• [To do]
Write out each line in which the string "Team" is present.

[Records from a collection of figures]
--------------------------------------------------

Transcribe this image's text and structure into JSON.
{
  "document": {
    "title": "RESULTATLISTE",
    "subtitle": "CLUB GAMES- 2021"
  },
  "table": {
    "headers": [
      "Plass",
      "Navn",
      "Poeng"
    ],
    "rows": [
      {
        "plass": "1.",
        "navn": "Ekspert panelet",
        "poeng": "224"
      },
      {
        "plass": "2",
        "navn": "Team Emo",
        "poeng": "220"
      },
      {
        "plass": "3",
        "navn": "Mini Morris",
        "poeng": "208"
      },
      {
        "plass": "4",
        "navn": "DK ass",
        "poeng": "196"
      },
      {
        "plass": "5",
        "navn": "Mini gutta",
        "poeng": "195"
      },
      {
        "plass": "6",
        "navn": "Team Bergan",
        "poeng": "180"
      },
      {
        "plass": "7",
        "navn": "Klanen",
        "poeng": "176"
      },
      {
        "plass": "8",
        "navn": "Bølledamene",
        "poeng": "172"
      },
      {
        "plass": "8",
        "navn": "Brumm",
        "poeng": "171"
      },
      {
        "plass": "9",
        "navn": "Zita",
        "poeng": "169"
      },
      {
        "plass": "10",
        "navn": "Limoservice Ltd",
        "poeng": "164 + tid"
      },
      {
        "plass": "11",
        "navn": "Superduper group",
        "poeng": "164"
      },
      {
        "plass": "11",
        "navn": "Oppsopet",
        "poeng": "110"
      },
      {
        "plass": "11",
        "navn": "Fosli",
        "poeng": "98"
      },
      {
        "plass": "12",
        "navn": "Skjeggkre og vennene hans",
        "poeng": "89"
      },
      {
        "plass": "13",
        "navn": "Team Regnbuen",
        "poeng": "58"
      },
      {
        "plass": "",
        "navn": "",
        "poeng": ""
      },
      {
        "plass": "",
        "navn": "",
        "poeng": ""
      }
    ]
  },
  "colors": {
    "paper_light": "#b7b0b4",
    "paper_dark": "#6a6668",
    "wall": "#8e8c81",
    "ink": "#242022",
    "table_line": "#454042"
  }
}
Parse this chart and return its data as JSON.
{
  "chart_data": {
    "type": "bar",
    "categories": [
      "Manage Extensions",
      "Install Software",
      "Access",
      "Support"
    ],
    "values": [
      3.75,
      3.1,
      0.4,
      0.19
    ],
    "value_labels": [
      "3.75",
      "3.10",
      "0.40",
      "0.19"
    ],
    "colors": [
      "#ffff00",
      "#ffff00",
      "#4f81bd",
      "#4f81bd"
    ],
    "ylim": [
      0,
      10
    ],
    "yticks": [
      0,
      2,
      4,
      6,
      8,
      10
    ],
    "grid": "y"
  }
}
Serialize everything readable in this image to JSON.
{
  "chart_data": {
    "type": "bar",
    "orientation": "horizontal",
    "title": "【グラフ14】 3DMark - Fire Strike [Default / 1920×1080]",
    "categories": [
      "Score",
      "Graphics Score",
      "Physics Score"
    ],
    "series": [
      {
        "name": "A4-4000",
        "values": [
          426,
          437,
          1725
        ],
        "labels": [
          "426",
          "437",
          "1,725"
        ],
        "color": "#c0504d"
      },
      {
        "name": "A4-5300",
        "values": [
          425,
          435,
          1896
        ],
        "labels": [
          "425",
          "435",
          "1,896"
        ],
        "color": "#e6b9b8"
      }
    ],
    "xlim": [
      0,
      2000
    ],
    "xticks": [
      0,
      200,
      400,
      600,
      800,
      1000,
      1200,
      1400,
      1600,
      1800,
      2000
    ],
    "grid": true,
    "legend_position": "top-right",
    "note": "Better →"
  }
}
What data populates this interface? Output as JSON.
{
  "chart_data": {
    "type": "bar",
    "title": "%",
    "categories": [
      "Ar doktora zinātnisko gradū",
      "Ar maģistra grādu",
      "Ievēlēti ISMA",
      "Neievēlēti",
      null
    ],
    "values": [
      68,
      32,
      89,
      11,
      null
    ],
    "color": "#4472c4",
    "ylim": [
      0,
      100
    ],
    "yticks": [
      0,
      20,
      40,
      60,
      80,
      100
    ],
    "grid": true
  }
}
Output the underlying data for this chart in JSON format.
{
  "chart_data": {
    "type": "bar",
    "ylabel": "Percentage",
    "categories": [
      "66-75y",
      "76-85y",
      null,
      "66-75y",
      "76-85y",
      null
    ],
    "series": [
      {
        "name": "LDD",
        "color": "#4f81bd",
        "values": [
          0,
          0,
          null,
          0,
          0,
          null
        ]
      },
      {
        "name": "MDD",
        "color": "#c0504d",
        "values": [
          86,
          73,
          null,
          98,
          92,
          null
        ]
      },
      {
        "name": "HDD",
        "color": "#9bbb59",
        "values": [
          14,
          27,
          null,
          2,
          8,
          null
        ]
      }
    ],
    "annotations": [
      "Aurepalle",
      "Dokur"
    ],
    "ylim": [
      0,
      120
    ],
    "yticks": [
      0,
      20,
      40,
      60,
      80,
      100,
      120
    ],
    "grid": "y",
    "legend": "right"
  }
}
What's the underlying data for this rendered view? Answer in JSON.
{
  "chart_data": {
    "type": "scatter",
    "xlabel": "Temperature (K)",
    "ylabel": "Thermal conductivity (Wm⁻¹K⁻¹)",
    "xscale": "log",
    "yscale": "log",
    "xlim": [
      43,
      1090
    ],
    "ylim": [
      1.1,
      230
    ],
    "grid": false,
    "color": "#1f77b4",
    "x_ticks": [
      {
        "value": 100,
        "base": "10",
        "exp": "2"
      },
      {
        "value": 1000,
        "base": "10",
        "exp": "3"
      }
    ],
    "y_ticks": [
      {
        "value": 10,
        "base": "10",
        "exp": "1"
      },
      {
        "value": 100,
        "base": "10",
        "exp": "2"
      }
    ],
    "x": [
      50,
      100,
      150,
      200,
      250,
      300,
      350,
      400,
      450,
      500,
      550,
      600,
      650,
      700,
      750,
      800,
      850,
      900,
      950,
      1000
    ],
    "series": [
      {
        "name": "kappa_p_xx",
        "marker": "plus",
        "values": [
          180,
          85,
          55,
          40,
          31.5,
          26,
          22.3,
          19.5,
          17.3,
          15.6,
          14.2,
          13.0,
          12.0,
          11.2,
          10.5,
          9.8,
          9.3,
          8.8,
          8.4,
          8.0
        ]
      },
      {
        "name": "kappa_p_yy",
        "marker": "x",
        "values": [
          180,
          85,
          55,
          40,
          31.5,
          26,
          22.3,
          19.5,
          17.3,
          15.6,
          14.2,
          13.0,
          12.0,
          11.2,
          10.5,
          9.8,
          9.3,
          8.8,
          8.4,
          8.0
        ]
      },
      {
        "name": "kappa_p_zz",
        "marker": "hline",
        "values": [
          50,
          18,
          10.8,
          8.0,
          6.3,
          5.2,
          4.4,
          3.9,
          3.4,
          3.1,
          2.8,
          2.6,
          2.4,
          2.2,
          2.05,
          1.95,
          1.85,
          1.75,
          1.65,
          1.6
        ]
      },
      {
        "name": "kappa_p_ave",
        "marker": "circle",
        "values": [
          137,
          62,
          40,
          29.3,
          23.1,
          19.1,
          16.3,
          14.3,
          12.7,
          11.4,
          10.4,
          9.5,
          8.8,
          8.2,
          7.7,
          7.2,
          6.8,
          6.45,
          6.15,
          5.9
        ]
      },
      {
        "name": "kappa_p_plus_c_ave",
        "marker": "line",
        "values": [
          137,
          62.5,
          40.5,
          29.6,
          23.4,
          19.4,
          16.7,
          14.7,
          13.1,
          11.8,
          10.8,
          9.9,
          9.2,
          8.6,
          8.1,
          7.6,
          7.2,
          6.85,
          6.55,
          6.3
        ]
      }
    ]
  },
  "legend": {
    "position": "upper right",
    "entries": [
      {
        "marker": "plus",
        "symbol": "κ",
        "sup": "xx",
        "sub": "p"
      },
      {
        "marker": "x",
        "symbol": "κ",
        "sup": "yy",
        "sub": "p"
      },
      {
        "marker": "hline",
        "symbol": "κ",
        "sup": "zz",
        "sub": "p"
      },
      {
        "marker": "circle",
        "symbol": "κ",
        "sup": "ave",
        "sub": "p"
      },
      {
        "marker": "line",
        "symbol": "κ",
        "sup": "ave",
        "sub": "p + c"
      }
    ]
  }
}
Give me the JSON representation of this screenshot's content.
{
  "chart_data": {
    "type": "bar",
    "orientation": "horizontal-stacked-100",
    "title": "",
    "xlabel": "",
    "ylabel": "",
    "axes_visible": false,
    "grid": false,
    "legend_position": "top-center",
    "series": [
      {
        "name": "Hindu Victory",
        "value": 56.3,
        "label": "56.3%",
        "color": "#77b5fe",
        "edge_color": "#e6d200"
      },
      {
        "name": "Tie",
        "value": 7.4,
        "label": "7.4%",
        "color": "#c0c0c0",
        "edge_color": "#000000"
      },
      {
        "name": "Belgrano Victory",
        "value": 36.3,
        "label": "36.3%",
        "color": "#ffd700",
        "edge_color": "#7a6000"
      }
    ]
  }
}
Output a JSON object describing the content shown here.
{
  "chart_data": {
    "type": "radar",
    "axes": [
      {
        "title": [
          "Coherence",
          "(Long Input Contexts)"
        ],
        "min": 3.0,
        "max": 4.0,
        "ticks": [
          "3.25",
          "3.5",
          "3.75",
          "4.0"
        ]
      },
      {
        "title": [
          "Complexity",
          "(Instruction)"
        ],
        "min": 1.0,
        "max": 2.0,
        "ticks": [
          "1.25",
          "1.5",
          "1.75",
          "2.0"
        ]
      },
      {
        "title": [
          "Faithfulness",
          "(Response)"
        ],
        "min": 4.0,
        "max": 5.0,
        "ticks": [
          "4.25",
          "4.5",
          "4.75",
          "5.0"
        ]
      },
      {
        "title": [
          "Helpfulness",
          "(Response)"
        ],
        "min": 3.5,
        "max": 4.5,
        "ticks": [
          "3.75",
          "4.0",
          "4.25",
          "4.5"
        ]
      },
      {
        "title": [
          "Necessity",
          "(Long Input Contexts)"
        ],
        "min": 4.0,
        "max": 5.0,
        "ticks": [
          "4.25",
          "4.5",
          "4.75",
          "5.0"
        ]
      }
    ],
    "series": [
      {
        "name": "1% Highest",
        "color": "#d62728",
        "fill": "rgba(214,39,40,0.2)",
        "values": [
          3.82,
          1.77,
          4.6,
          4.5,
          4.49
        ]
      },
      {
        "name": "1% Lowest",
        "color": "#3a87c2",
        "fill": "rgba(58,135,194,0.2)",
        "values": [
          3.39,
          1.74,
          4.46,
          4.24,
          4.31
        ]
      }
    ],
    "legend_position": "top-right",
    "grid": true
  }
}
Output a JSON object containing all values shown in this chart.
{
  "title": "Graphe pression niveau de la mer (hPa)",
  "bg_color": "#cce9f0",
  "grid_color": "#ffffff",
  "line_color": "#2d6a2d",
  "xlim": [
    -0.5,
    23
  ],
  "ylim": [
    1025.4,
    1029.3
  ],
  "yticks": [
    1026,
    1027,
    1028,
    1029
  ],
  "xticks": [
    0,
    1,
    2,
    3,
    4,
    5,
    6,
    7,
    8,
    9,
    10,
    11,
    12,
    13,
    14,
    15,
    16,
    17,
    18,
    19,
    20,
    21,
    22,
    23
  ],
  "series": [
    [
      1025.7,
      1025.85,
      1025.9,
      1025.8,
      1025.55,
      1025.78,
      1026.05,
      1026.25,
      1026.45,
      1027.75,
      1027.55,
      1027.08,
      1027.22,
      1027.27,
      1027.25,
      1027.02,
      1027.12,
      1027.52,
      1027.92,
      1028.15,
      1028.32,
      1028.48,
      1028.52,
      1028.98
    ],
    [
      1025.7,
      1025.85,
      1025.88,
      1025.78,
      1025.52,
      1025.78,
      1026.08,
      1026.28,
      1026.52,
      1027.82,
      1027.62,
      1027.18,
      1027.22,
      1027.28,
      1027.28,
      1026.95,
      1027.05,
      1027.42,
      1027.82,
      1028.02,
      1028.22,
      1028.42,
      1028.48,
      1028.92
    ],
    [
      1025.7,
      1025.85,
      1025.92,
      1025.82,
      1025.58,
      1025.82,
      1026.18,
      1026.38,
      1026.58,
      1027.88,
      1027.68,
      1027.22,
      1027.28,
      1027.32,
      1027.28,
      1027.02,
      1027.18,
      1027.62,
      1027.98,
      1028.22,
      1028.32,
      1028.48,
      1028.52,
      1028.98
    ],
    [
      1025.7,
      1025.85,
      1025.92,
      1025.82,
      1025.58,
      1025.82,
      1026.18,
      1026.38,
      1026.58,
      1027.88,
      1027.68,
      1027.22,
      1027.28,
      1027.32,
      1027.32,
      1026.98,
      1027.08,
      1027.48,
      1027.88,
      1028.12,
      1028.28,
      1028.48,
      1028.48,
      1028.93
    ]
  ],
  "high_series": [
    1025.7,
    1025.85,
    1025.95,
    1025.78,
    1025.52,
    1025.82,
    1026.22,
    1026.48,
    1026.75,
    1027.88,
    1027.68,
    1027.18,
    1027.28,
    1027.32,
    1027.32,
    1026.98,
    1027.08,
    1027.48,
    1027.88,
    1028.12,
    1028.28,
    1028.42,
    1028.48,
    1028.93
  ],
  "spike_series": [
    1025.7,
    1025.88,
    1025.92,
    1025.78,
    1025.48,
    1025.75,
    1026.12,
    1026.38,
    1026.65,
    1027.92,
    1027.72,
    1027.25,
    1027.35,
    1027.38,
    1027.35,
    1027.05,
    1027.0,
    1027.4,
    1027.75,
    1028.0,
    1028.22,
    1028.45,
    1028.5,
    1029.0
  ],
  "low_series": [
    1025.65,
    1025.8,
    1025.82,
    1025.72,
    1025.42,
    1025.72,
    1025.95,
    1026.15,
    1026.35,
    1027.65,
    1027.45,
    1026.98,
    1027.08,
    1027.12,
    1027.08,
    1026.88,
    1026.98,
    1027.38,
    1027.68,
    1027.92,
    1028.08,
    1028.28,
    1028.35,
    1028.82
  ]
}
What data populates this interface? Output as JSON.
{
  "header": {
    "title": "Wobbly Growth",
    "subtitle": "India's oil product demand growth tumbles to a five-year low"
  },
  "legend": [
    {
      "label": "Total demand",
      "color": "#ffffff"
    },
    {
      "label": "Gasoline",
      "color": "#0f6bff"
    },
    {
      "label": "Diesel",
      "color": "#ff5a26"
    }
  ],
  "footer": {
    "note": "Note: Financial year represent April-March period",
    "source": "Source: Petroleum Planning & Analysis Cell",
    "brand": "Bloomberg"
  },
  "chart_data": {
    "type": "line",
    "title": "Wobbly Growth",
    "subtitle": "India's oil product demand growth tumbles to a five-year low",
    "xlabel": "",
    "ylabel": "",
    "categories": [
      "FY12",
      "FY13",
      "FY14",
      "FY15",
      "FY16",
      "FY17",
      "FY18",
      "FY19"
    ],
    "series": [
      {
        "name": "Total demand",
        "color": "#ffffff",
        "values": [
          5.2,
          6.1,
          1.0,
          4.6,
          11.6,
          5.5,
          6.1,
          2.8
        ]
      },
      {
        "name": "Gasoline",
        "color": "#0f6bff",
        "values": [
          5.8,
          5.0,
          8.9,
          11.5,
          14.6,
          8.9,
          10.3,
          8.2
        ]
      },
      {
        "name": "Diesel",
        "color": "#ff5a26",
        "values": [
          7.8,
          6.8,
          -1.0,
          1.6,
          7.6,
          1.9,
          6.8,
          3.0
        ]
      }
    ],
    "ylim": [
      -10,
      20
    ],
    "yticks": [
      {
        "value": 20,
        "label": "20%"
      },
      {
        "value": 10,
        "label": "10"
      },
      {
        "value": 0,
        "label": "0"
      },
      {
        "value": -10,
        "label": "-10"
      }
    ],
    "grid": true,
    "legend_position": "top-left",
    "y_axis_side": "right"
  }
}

--------------------------------------------------

• [Finished exercise]
        "navn": "Team Emo",
        "navn": "Team Bergan",
        "navn": "Team Regnbuen",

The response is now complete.